• [Record excerpts]
┄┄┄┄┄┄┄┄┄┄

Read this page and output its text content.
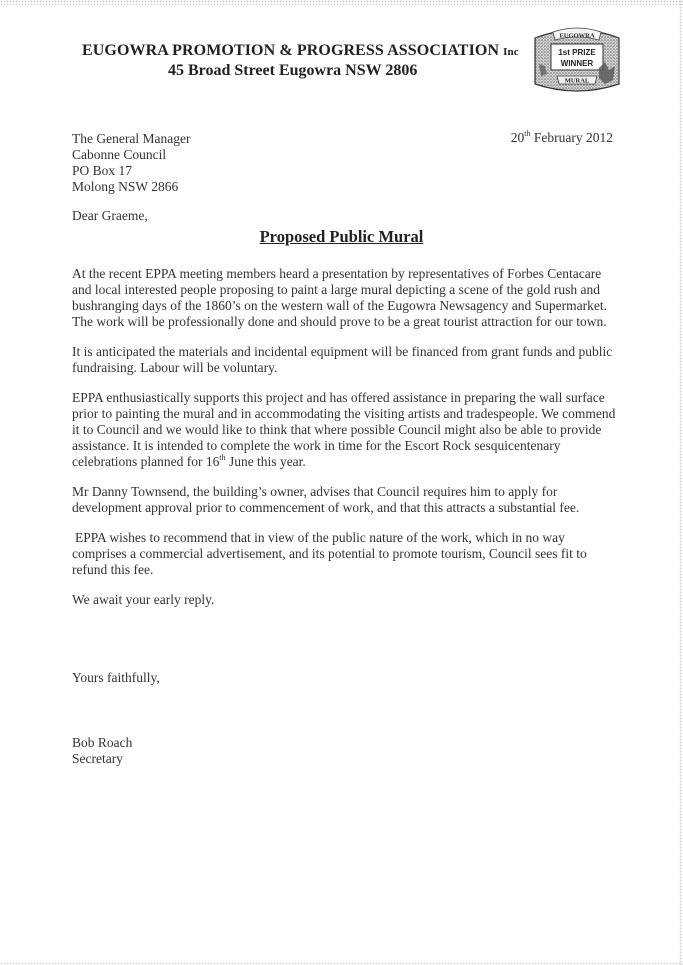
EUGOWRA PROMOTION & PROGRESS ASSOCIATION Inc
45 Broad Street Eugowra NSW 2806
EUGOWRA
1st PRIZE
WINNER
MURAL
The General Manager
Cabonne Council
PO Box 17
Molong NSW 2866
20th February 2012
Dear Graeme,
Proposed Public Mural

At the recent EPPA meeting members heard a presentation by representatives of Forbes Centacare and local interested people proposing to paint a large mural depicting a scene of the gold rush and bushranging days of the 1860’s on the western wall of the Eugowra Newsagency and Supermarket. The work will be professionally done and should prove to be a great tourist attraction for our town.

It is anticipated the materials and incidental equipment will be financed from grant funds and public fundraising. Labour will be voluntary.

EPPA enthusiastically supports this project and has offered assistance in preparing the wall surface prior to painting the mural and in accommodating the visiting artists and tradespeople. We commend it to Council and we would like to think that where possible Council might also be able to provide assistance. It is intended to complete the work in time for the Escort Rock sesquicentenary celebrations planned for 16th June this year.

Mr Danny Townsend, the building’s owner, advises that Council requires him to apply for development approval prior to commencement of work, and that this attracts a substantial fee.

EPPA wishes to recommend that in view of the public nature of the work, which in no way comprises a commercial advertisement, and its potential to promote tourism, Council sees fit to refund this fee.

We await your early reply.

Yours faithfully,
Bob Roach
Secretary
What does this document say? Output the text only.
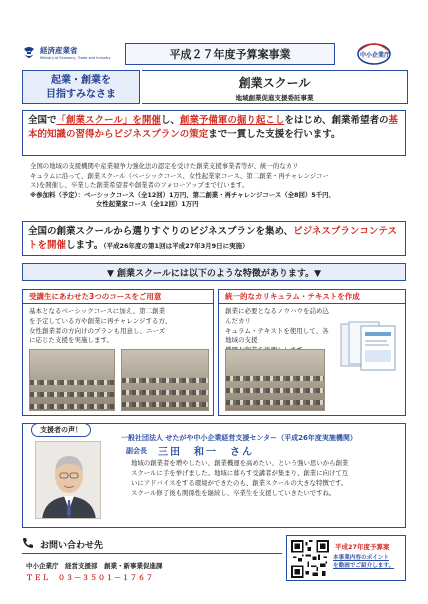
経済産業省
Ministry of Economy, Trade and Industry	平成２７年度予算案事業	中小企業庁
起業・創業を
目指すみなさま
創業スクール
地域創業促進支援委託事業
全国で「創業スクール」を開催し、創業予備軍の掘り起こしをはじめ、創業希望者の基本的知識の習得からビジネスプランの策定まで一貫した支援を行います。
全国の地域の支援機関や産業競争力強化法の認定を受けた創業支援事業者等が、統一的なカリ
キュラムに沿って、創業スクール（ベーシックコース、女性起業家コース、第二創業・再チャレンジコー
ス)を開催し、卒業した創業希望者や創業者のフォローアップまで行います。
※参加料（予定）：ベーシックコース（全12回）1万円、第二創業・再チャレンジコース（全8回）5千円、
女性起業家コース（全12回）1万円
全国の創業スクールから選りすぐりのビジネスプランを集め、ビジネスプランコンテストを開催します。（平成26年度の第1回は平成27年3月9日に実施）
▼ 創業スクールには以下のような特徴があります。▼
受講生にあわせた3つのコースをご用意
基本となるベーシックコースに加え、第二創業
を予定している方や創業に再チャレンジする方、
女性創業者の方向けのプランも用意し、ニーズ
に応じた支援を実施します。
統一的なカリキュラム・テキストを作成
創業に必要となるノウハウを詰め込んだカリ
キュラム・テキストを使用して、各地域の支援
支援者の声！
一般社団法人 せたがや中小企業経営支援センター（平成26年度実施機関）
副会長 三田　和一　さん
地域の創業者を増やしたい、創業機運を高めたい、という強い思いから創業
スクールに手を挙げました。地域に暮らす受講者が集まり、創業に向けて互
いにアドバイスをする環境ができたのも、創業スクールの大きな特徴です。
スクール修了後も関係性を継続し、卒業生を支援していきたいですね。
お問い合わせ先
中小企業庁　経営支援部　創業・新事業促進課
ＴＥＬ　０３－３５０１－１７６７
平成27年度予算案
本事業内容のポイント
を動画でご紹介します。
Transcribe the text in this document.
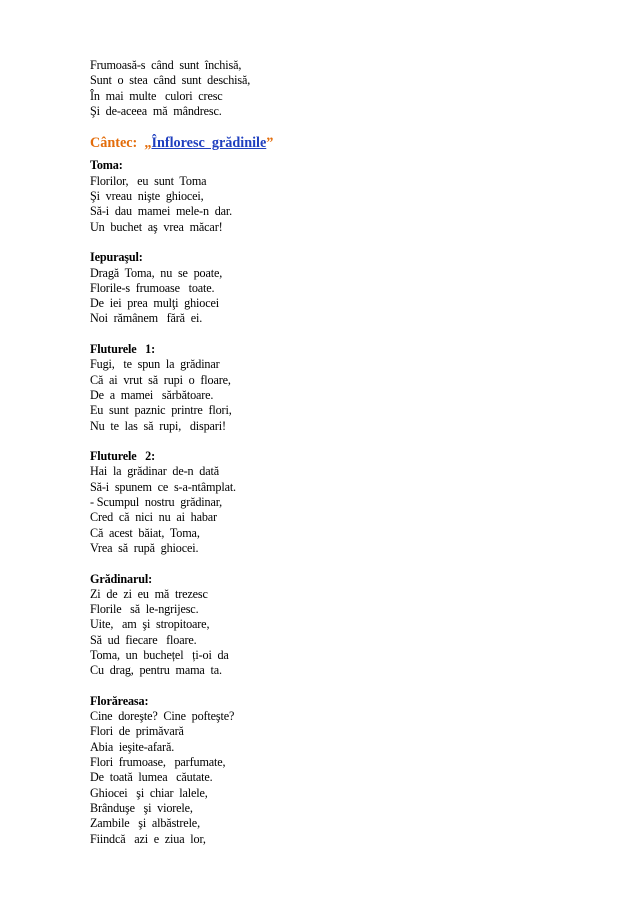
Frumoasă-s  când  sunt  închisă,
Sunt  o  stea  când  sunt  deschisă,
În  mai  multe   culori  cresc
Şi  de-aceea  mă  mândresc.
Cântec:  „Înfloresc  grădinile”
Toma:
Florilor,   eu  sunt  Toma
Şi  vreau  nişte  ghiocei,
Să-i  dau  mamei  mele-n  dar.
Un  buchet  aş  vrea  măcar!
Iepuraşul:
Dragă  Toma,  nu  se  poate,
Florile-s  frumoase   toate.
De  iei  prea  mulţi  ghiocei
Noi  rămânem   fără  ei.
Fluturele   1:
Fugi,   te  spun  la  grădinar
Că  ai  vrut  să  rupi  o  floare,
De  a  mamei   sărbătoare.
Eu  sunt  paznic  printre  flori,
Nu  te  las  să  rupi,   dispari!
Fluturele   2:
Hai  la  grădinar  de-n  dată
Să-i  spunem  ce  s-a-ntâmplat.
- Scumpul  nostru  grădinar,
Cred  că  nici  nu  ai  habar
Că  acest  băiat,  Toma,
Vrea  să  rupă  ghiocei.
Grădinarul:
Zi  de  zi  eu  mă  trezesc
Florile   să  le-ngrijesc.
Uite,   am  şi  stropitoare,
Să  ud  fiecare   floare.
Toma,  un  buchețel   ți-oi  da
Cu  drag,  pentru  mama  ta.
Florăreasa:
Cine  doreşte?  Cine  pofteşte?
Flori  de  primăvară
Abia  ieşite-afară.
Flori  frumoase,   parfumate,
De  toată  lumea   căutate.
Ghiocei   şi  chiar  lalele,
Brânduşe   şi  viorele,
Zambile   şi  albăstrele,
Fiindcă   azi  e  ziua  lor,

┄┄┄┄┄┄┄┄┄┄

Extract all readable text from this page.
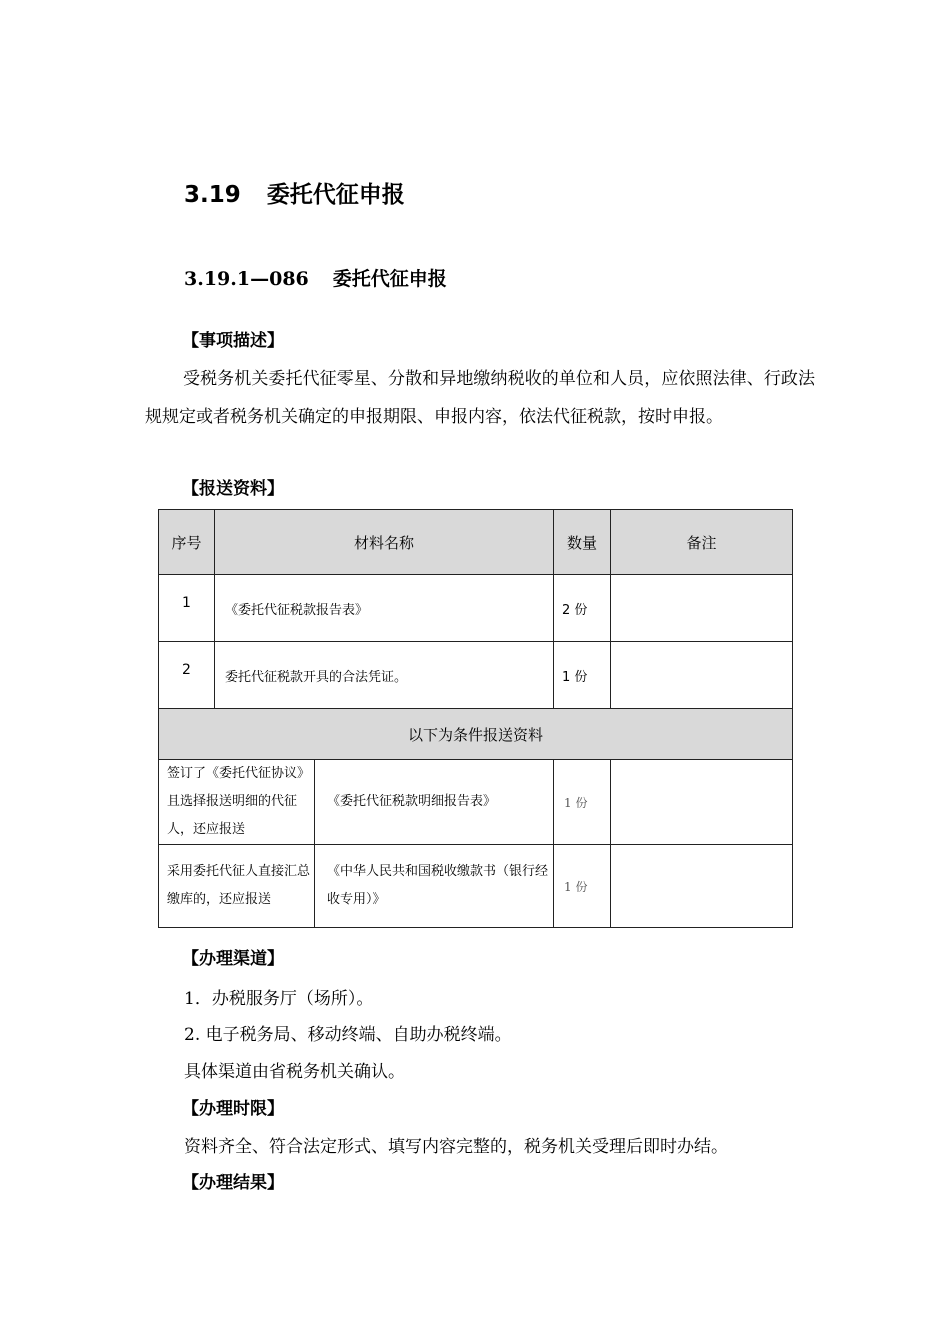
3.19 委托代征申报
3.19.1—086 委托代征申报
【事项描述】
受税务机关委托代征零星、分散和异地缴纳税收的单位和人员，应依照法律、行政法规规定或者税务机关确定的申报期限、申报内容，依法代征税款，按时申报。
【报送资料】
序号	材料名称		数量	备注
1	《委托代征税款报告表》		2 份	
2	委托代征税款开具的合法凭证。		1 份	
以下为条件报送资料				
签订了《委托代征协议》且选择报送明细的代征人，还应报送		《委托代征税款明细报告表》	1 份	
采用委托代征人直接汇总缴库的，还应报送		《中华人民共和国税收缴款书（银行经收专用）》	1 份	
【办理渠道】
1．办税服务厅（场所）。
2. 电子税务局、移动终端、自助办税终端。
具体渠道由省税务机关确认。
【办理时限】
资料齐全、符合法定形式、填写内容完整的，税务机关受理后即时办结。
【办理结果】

┄┄┄┄┄┄┄┄┄┄

• [Request] Collect every line above that contains the word "EPPA".

• [Solution]
At the recent EPPA meeting members heard a presentation by representatives of Forbes Centacare and local interested people proposing to paint a large mural depicting a scene of the gold rush and bushranging days of the 1860’s on the western wall of the Eugowra Newsagency and Supermarket. The work will be professionally done and should prove to be a great tourist attraction for our town.
EPPA enthusiastically supports this project and has offered assistance in preparing the wall surface prior to painting the mural and in accommodating the visiting artists and tradespeople. We commend it to Council and we would like to think that where possible Council might also be able to provide assistance. It is intended to complete the work in time for the Escort Rock sesquicentenary celebrations planned for 16th June this year.
EPPA wishes to recommend that in view of the public nature of the work, which in no way comprises a commercial advertisement, and its potential to promote tourism, Council sees fit to refund this fee.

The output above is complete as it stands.